**Goal of the exercise:** In the following material, identify every line holding the string "symbol" and return it.

++++ Given records

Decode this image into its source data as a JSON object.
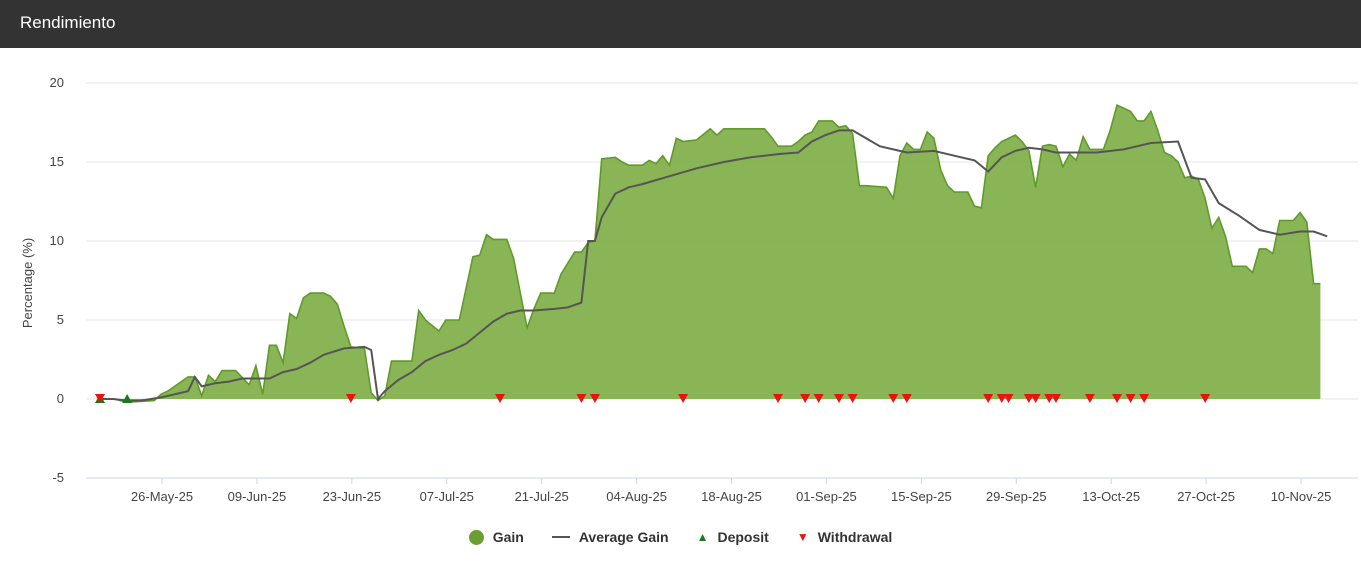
{
  "header": {
    "title": "Rendimiento"
  },
  "colors": {
    "header_bg": "#333333",
    "gain_fill": "#7aab3f",
    "gain_line": "#5f9a2a",
    "avg_line": "#555555",
    "deposit": "#1a7a1a",
    "withdrawal": "#ee1111"
  },
  "legend": [
    {
      "label": "Gain",
      "symbol": "dot",
      "color": "#6b9f2f"
    },
    {
      "label": "Average Gain",
      "symbol": "line",
      "color": "#555555"
    },
    {
      "label": "Deposit",
      "symbol": "triangle-up",
      "color": "#1a7a1a"
    },
    {
      "label": "Withdrawal",
      "symbol": "triangle-down",
      "color": "#ee1111"
    }
  ],
  "chart_data": {
    "type": "area",
    "ylabel": "Percentage (%)",
    "xlabel": "",
    "ylim": [
      -5,
      20
    ],
    "yticks": [
      -5,
      0,
      5,
      10,
      15,
      20
    ],
    "xlim": [
      "2025-05-26",
      "2025-11-20"
    ],
    "x_tick_labels": [
      "26-May-25",
      "09-Jun-25",
      "23-Jun-25",
      "07-Jul-25",
      "21-Jul-25",
      "04-Aug-25",
      "18-Aug-25",
      "01-Sep-25",
      "15-Sep-25",
      "29-Sep-25",
      "13-Oct-25",
      "27-Oct-25",
      "10-Nov-25"
    ],
    "grid": true,
    "legend_position": "bottom",
    "series": [
      {
        "name": "Gain",
        "type": "area",
        "points": [
          [
            "2025-05-26",
            0.0
          ],
          [
            "2025-05-28",
            0.0
          ],
          [
            "2025-05-30",
            -0.2
          ],
          [
            "2025-06-03",
            -0.1
          ],
          [
            "2025-06-04",
            0.3
          ],
          [
            "2025-06-05",
            0.5
          ],
          [
            "2025-06-08",
            1.4
          ],
          [
            "2025-06-09",
            1.4
          ],
          [
            "2025-06-10",
            0.2
          ],
          [
            "2025-06-11",
            1.5
          ],
          [
            "2025-06-12",
            1.1
          ],
          [
            "2025-06-13",
            1.8
          ],
          [
            "2025-06-15",
            1.8
          ],
          [
            "2025-06-17",
            0.9
          ],
          [
            "2025-06-18",
            2.1
          ],
          [
            "2025-06-19",
            0.3
          ],
          [
            "2025-06-20",
            3.4
          ],
          [
            "2025-06-21",
            3.4
          ],
          [
            "2025-06-22",
            2.3
          ],
          [
            "2025-06-23",
            5.4
          ],
          [
            "2025-06-24",
            5.1
          ],
          [
            "2025-06-25",
            6.4
          ],
          [
            "2025-06-26",
            6.7
          ],
          [
            "2025-06-28",
            6.7
          ],
          [
            "2025-06-29",
            6.5
          ],
          [
            "2025-06-30",
            6.0
          ],
          [
            "2025-07-01",
            4.6
          ],
          [
            "2025-07-02",
            3.3
          ],
          [
            "2025-07-04",
            3.2
          ],
          [
            "2025-07-05",
            0.4
          ],
          [
            "2025-07-06",
            -0.1
          ],
          [
            "2025-07-07",
            0.2
          ],
          [
            "2025-07-08",
            2.4
          ],
          [
            "2025-07-11",
            2.4
          ],
          [
            "2025-07-12",
            5.6
          ],
          [
            "2025-07-13",
            5.0
          ],
          [
            "2025-07-15",
            4.3
          ],
          [
            "2025-07-16",
            5.0
          ],
          [
            "2025-07-18",
            5.0
          ],
          [
            "2025-07-20",
            9.0
          ],
          [
            "2025-07-21",
            9.1
          ],
          [
            "2025-07-22",
            10.4
          ],
          [
            "2025-07-23",
            10.1
          ],
          [
            "2025-07-25",
            10.1
          ],
          [
            "2025-07-26",
            8.9
          ],
          [
            "2025-07-28",
            4.5
          ],
          [
            "2025-07-29",
            5.7
          ],
          [
            "2025-07-30",
            6.7
          ],
          [
            "2025-08-01",
            6.7
          ],
          [
            "2025-08-02",
            7.9
          ],
          [
            "2025-08-04",
            9.3
          ],
          [
            "2025-08-05",
            9.3
          ],
          [
            "2025-08-06",
            9.9
          ],
          [
            "2025-08-07",
            10.0
          ],
          [
            "2025-08-08",
            15.2
          ],
          [
            "2025-08-10",
            15.3
          ],
          [
            "2025-08-11",
            15.0
          ],
          [
            "2025-08-12",
            14.8
          ],
          [
            "2025-08-14",
            14.8
          ],
          [
            "2025-08-15",
            15.1
          ],
          [
            "2025-08-16",
            14.9
          ],
          [
            "2025-08-17",
            15.4
          ],
          [
            "2025-08-18",
            14.8
          ],
          [
            "2025-08-19",
            16.5
          ],
          [
            "2025-08-20",
            16.3
          ],
          [
            "2025-08-22",
            16.4
          ],
          [
            "2025-08-24",
            17.1
          ],
          [
            "2025-08-25",
            16.7
          ],
          [
            "2025-08-26",
            17.1
          ],
          [
            "2025-08-28",
            17.1
          ],
          [
            "2025-09-01",
            17.1
          ],
          [
            "2025-09-02",
            16.6
          ],
          [
            "2025-09-03",
            16.0
          ],
          [
            "2025-09-05",
            16.0
          ],
          [
            "2025-09-06",
            16.3
          ],
          [
            "2025-09-07",
            16.7
          ],
          [
            "2025-09-08",
            16.9
          ],
          [
            "2025-09-09",
            17.6
          ],
          [
            "2025-09-10",
            17.6
          ],
          [
            "2025-09-11",
            17.6
          ],
          [
            "2025-09-12",
            17.2
          ],
          [
            "2025-09-13",
            17.3
          ],
          [
            "2025-09-14",
            16.8
          ],
          [
            "2025-09-15",
            13.5
          ],
          [
            "2025-09-16",
            13.5
          ],
          [
            "2025-09-19",
            13.4
          ],
          [
            "2025-09-20",
            12.7
          ],
          [
            "2025-09-21",
            15.4
          ],
          [
            "2025-09-22",
            16.2
          ],
          [
            "2025-09-23",
            15.8
          ],
          [
            "2025-09-24",
            15.8
          ],
          [
            "2025-09-25",
            16.9
          ],
          [
            "2025-09-26",
            16.5
          ],
          [
            "2025-09-27",
            14.5
          ],
          [
            "2025-09-28",
            13.5
          ],
          [
            "2025-09-29",
            13.1
          ],
          [
            "2025-10-01",
            13.1
          ],
          [
            "2025-10-02",
            12.2
          ],
          [
            "2025-10-03",
            12.1
          ],
          [
            "2025-10-04",
            15.4
          ],
          [
            "2025-10-05",
            15.9
          ],
          [
            "2025-10-06",
            16.3
          ],
          [
            "2025-10-08",
            16.7
          ],
          [
            "2025-10-09",
            16.3
          ],
          [
            "2025-10-10",
            15.7
          ],
          [
            "2025-10-11",
            13.4
          ],
          [
            "2025-10-12",
            16.0
          ],
          [
            "2025-10-13",
            16.1
          ],
          [
            "2025-10-14",
            16.0
          ],
          [
            "2025-10-15",
            14.7
          ],
          [
            "2025-10-16",
            15.5
          ],
          [
            "2025-10-17",
            15.1
          ],
          [
            "2025-10-18",
            16.6
          ],
          [
            "2025-10-19",
            15.8
          ],
          [
            "2025-10-21",
            15.8
          ],
          [
            "2025-10-22",
            17.0
          ],
          [
            "2025-10-23",
            18.6
          ],
          [
            "2025-10-25",
            18.2
          ],
          [
            "2025-10-26",
            17.6
          ],
          [
            "2025-10-27",
            17.6
          ],
          [
            "2025-10-28",
            18.2
          ],
          [
            "2025-10-29",
            17.0
          ],
          [
            "2025-10-30",
            15.6
          ],
          [
            "2025-10-31",
            15.4
          ],
          [
            "2025-11-01",
            15.0
          ],
          [
            "2025-11-02",
            14.0
          ],
          [
            "2025-11-03",
            14.1
          ],
          [
            "2025-11-04",
            13.9
          ],
          [
            "2025-11-05",
            12.7
          ],
          [
            "2025-11-06",
            10.8
          ],
          [
            "2025-11-07",
            11.5
          ],
          [
            "2025-11-08",
            10.3
          ],
          [
            "2025-11-09",
            8.4
          ],
          [
            "2025-11-11",
            8.4
          ],
          [
            "2025-11-12",
            8.0
          ],
          [
            "2025-11-13",
            9.5
          ],
          [
            "2025-11-14",
            9.5
          ],
          [
            "2025-11-15",
            9.2
          ],
          [
            "2025-11-16",
            11.3
          ],
          [
            "2025-11-18",
            11.3
          ],
          [
            "2025-11-19",
            11.8
          ],
          [
            "2025-11-20",
            11.2
          ],
          [
            "2025-11-21",
            7.3
          ],
          [
            "2025-11-22",
            7.3
          ]
        ]
      },
      {
        "name": "Average Gain",
        "type": "line",
        "points": [
          [
            "2025-05-26",
            0.0
          ],
          [
            "2025-05-28",
            0.0
          ],
          [
            "2025-05-30",
            -0.1
          ],
          [
            "2025-06-01",
            -0.1
          ],
          [
            "2025-06-04",
            0.1
          ],
          [
            "2025-06-06",
            0.3
          ],
          [
            "2025-06-08",
            0.5
          ],
          [
            "2025-06-09",
            1.4
          ],
          [
            "2025-06-10",
            0.8
          ],
          [
            "2025-06-12",
            1.0
          ],
          [
            "2025-06-14",
            1.1
          ],
          [
            "2025-06-16",
            1.3
          ],
          [
            "2025-06-18",
            1.3
          ],
          [
            "2025-06-20",
            1.3
          ],
          [
            "2025-06-22",
            1.7
          ],
          [
            "2025-06-24",
            1.9
          ],
          [
            "2025-06-26",
            2.3
          ],
          [
            "2025-06-28",
            2.8
          ],
          [
            "2025-07-01",
            3.2
          ],
          [
            "2025-07-04",
            3.3
          ],
          [
            "2025-07-05",
            3.1
          ],
          [
            "2025-07-06",
            0.0
          ],
          [
            "2025-07-07",
            0.5
          ],
          [
            "2025-07-09",
            1.2
          ],
          [
            "2025-07-11",
            1.7
          ],
          [
            "2025-07-13",
            2.4
          ],
          [
            "2025-07-15",
            2.8
          ],
          [
            "2025-07-17",
            3.1
          ],
          [
            "2025-07-19",
            3.5
          ],
          [
            "2025-07-21",
            4.2
          ],
          [
            "2025-07-23",
            4.9
          ],
          [
            "2025-07-25",
            5.4
          ],
          [
            "2025-07-27",
            5.6
          ],
          [
            "2025-07-29",
            5.6
          ],
          [
            "2025-08-01",
            5.7
          ],
          [
            "2025-08-03",
            5.8
          ],
          [
            "2025-08-05",
            6.1
          ],
          [
            "2025-08-06",
            10.0
          ],
          [
            "2025-08-07",
            10.0
          ],
          [
            "2025-08-08",
            11.5
          ],
          [
            "2025-08-10",
            13.0
          ],
          [
            "2025-08-12",
            13.4
          ],
          [
            "2025-08-14",
            13.6
          ],
          [
            "2025-08-18",
            14.1
          ],
          [
            "2025-08-22",
            14.6
          ],
          [
            "2025-08-26",
            15.0
          ],
          [
            "2025-08-30",
            15.3
          ],
          [
            "2025-09-03",
            15.5
          ],
          [
            "2025-09-06",
            15.6
          ],
          [
            "2025-09-08",
            16.3
          ],
          [
            "2025-09-10",
            16.7
          ],
          [
            "2025-09-12",
            17.0
          ],
          [
            "2025-09-14",
            17.0
          ],
          [
            "2025-09-16",
            16.5
          ],
          [
            "2025-09-18",
            16.0
          ],
          [
            "2025-09-20",
            15.8
          ],
          [
            "2025-09-22",
            15.6
          ],
          [
            "2025-09-26",
            15.7
          ],
          [
            "2025-09-30",
            15.3
          ],
          [
            "2025-10-02",
            15.1
          ],
          [
            "2025-10-04",
            14.4
          ],
          [
            "2025-10-06",
            15.3
          ],
          [
            "2025-10-08",
            15.7
          ],
          [
            "2025-10-10",
            15.9
          ],
          [
            "2025-10-12",
            15.8
          ],
          [
            "2025-10-14",
            15.6
          ],
          [
            "2025-10-16",
            15.6
          ],
          [
            "2025-10-20",
            15.6
          ],
          [
            "2025-10-24",
            15.8
          ],
          [
            "2025-10-28",
            16.2
          ],
          [
            "2025-11-01",
            16.3
          ],
          [
            "2025-11-03",
            14.0
          ],
          [
            "2025-11-05",
            13.9
          ],
          [
            "2025-11-07",
            12.4
          ],
          [
            "2025-11-10",
            11.6
          ],
          [
            "2025-11-13",
            10.7
          ],
          [
            "2025-11-16",
            10.4
          ],
          [
            "2025-11-19",
            10.6
          ],
          [
            "2025-11-21",
            10.6
          ],
          [
            "2025-11-23",
            10.3
          ]
        ]
      }
    ],
    "deposits": [
      "2025-05-26",
      "2025-05-30"
    ],
    "withdrawals": [
      "2025-05-26",
      "2025-07-02",
      "2025-07-24",
      "2025-08-05",
      "2025-08-07",
      "2025-08-20",
      "2025-09-03",
      "2025-09-07",
      "2025-09-09",
      "2025-09-12",
      "2025-09-14",
      "2025-09-20",
      "2025-09-22",
      "2025-10-04",
      "2025-10-06",
      "2025-10-07",
      "2025-10-10",
      "2025-10-11",
      "2025-10-13",
      "2025-10-14",
      "2025-10-19",
      "2025-10-23",
      "2025-10-25",
      "2025-10-27",
      "2025-11-05"
    ]
  }
}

++++++++

**Full output:**
      "symbol": "dot",
      "symbol": "line",
      "symbol": "triangle-up",
      "symbol": "triangle-down",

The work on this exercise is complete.